Stored records:
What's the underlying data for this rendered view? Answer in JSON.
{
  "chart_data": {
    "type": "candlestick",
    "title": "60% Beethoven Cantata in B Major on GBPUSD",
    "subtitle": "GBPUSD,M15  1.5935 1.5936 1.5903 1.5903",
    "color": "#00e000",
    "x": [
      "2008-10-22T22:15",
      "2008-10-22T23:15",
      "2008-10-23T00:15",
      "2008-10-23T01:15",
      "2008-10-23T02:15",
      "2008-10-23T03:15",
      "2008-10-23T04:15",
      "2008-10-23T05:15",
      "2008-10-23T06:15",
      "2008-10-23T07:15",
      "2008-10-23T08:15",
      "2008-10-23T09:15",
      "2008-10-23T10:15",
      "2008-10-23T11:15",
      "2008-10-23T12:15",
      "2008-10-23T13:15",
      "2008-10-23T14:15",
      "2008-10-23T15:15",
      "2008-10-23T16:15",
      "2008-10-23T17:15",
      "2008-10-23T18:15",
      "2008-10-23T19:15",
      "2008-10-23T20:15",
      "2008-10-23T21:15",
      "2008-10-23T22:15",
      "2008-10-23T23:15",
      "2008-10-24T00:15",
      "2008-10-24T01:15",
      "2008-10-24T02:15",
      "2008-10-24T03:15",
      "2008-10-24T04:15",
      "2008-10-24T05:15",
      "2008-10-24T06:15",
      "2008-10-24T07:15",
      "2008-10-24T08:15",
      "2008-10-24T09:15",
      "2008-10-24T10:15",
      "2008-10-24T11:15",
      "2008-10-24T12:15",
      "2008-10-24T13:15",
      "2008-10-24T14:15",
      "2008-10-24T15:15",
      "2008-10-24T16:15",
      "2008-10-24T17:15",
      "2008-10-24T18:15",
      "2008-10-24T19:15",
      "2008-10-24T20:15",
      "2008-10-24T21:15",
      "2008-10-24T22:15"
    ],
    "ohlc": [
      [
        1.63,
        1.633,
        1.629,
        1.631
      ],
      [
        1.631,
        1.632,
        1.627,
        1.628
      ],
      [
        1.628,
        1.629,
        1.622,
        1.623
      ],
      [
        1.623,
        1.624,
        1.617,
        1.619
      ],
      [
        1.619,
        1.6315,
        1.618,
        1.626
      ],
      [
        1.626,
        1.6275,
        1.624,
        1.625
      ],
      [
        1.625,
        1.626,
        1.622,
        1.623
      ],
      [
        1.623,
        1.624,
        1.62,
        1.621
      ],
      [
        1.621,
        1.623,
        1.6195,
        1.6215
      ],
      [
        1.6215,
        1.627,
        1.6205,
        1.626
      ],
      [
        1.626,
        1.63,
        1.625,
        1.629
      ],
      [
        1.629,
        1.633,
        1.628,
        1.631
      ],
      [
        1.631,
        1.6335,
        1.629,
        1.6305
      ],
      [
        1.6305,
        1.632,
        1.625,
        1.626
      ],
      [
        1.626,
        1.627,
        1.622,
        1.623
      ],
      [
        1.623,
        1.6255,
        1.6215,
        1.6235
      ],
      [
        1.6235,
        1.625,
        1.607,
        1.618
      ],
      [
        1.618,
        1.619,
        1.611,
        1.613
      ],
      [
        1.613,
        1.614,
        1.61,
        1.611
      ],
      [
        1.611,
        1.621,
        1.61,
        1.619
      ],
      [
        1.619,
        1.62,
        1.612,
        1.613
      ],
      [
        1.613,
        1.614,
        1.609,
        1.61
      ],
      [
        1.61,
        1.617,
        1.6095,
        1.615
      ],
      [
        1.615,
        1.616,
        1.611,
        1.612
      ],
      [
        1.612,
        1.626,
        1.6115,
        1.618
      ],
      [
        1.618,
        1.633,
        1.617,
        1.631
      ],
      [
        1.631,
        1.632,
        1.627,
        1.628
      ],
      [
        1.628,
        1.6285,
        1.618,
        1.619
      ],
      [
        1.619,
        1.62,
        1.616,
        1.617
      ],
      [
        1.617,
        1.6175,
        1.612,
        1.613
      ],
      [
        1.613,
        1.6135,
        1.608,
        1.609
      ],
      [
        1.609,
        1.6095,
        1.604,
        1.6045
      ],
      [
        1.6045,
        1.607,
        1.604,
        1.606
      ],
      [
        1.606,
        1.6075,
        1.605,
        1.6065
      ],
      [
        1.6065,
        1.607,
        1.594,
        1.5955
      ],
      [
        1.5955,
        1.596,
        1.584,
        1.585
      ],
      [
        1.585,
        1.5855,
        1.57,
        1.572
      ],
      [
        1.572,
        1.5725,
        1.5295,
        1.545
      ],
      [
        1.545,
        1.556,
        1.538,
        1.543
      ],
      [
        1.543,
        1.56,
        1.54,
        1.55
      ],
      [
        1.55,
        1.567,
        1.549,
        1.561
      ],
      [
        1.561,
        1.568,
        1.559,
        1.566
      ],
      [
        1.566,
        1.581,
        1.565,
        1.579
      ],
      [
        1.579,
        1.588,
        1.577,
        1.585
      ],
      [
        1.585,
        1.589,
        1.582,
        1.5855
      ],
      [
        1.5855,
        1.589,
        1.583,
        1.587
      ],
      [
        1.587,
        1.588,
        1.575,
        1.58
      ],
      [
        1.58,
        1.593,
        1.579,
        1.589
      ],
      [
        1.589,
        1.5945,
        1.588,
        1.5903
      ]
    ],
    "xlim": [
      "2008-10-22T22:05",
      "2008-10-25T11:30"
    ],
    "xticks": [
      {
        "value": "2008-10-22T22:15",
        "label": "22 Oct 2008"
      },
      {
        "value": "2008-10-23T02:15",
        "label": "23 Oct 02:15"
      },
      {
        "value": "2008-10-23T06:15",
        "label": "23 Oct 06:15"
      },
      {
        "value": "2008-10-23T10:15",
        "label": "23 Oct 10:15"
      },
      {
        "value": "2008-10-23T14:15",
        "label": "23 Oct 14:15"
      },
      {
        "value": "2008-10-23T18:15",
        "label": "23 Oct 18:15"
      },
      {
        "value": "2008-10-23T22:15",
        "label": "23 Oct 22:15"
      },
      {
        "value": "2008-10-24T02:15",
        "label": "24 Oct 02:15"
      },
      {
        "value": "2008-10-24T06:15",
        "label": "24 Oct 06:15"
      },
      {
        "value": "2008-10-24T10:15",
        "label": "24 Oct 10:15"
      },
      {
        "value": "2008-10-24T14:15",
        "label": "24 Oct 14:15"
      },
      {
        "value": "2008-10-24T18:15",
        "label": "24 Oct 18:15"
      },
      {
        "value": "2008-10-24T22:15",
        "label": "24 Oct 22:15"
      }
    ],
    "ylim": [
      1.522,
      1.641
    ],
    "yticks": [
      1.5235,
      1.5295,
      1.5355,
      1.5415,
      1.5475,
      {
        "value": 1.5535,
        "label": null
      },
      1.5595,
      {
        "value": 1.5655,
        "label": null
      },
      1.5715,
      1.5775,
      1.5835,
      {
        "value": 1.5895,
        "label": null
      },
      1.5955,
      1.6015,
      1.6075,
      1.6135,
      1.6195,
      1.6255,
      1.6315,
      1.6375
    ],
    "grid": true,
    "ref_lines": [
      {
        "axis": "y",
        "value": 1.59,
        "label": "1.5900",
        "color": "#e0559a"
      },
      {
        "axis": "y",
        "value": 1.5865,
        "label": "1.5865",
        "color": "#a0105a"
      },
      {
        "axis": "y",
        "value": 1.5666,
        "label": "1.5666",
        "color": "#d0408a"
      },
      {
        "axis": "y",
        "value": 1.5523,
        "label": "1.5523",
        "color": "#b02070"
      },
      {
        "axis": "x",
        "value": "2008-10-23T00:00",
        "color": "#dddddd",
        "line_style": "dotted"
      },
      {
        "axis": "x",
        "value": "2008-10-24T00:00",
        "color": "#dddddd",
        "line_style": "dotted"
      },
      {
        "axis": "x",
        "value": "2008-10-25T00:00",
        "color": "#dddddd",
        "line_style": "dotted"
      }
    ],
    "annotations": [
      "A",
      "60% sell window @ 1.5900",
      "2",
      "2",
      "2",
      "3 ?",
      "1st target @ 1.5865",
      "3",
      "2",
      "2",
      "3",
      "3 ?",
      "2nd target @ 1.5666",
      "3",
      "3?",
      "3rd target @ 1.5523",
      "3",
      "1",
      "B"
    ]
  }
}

Given instruction:
Scan the lines for the string "color". Copy out each line that matches.

Complete response:
    "color": "#00e000",
        "color": "#e0559a"
        "color": "#a0105a"
        "color": "#d0408a"
        "color": "#b02070"
        "color": "#dddddd",
        "color": "#dddddd",
        "color": "#dddddd",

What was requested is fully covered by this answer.